[[ Reading passage open ]]

Seeing the number of different ways people could approach brewing, learning, or getting help was a huge factor in allowing me to let go of the idea of a rigidly linear flow for the app, and instead, provide multiple paths that encourage exploration while also maintaining the utility of an everyday tool.
After distilling group names and sorting the data through a standardization grid, I began sketching out a sitemap. This was a really exciting process as I began to see the app take shape in a completely new, more fully-formed way.
Spending this crucial time in details and data reduced fuzziness around the overall vision and brought forth a more concrete and complete plan - something all stakeholders could already appreciate.
This phase of the project was where it really felt like the rubber met the road. All the features, organization, and user-centered thinking played out in nice start-to-finish flows that looked more and more like an app experience, while still keeping revisions easy and efficient.
After sketching out 4 different user flows, getting feedback from mentors and other stakeholders, and making a couple rounds of revisions, it was time to proceed to wireframing.
With a solid foundation of vision, analysis, strategy, & validated research in place, I arrived at probably the most exciting and gratifying stage: sketching and wireframing.
Trying myriad layouts and getting quick feedback along the way, I learned the importance of staying flexible and keeping fidelity low at the beginning.

[[ Reading passage closed ]]
[[ Dataset content open ]]

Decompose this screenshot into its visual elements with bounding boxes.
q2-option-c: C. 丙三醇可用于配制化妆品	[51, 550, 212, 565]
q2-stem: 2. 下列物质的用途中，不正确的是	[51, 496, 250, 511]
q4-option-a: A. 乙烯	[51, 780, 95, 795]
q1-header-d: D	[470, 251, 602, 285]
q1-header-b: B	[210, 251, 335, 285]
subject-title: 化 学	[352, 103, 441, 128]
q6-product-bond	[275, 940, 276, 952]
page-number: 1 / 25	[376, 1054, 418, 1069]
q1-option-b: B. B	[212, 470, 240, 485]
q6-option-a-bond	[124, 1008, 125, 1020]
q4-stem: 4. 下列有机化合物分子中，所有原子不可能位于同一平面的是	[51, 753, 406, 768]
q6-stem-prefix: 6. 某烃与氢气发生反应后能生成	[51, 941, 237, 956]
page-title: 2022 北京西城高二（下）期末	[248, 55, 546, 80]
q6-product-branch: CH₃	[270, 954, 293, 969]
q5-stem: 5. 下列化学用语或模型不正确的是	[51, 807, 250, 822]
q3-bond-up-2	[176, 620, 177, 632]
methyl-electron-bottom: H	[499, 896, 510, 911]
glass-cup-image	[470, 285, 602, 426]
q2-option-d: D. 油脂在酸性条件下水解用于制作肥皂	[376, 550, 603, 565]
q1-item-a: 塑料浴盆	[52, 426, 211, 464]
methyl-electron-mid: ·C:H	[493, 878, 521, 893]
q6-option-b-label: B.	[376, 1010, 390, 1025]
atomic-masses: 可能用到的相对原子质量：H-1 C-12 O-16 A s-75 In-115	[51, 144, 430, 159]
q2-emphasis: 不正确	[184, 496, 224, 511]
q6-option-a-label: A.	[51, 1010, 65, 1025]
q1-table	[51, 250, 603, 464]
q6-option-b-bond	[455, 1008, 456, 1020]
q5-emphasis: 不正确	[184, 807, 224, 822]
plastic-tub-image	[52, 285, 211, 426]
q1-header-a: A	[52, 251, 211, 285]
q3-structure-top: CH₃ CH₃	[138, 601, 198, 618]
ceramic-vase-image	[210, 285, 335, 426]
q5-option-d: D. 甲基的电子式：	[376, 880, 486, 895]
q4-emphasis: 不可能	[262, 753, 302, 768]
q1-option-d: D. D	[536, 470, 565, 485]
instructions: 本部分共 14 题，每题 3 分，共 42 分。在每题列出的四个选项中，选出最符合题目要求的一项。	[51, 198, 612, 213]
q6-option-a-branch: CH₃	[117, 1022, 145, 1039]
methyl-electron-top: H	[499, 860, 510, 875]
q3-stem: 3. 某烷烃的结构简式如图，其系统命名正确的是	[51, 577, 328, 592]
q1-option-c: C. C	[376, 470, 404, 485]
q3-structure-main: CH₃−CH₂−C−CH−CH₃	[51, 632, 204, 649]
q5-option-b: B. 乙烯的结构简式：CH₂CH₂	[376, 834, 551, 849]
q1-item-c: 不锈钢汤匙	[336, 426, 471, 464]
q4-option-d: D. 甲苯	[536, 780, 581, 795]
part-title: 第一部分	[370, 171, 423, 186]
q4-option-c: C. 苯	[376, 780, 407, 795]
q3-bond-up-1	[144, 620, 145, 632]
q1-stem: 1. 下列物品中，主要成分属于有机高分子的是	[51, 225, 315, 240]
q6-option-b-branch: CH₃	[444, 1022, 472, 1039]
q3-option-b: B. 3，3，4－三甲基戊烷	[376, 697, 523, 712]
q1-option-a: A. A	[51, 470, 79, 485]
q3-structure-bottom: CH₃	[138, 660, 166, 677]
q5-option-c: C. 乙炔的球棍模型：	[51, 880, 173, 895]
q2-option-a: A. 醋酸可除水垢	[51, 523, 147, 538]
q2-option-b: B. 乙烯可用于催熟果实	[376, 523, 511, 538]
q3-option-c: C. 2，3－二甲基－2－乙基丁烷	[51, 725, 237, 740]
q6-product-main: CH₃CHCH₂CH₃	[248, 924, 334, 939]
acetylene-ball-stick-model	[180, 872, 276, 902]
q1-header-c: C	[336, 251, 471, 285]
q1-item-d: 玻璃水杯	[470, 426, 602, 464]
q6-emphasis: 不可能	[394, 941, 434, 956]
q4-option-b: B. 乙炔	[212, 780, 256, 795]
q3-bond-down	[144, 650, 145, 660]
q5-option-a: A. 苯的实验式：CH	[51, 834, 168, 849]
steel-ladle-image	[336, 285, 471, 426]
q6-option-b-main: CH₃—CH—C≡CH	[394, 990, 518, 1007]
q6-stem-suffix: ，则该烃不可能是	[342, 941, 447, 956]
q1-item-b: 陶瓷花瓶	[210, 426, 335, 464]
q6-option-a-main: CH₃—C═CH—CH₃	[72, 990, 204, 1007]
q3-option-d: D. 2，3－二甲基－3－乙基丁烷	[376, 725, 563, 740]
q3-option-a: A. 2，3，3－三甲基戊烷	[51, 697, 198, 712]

[[ Dataset content closed ]]

▸ Required action 1:
List the things the app design passage names as the solid foundation that was in place before sketching and wireframing.
▸ Required action 2:
According to the app design passage, why did the writer let go of the idea of a rigidly linear flow for the app?
▸ Required action 3:
In the app design passage, how many user flows were sketched out before moving on to wireframing?

▸ Expected answer 1:
- vision
- analysis
- strategy
- validated research

▸ Expected answer 2:
Seeing the number of different ways people could approach brewing, learning, or getting help was a huge factor in letting go of that idea. The app would instead provide multiple paths that encourage exploration while still working as an everyday tool.

▸ Expected answer 3:
Four user flows.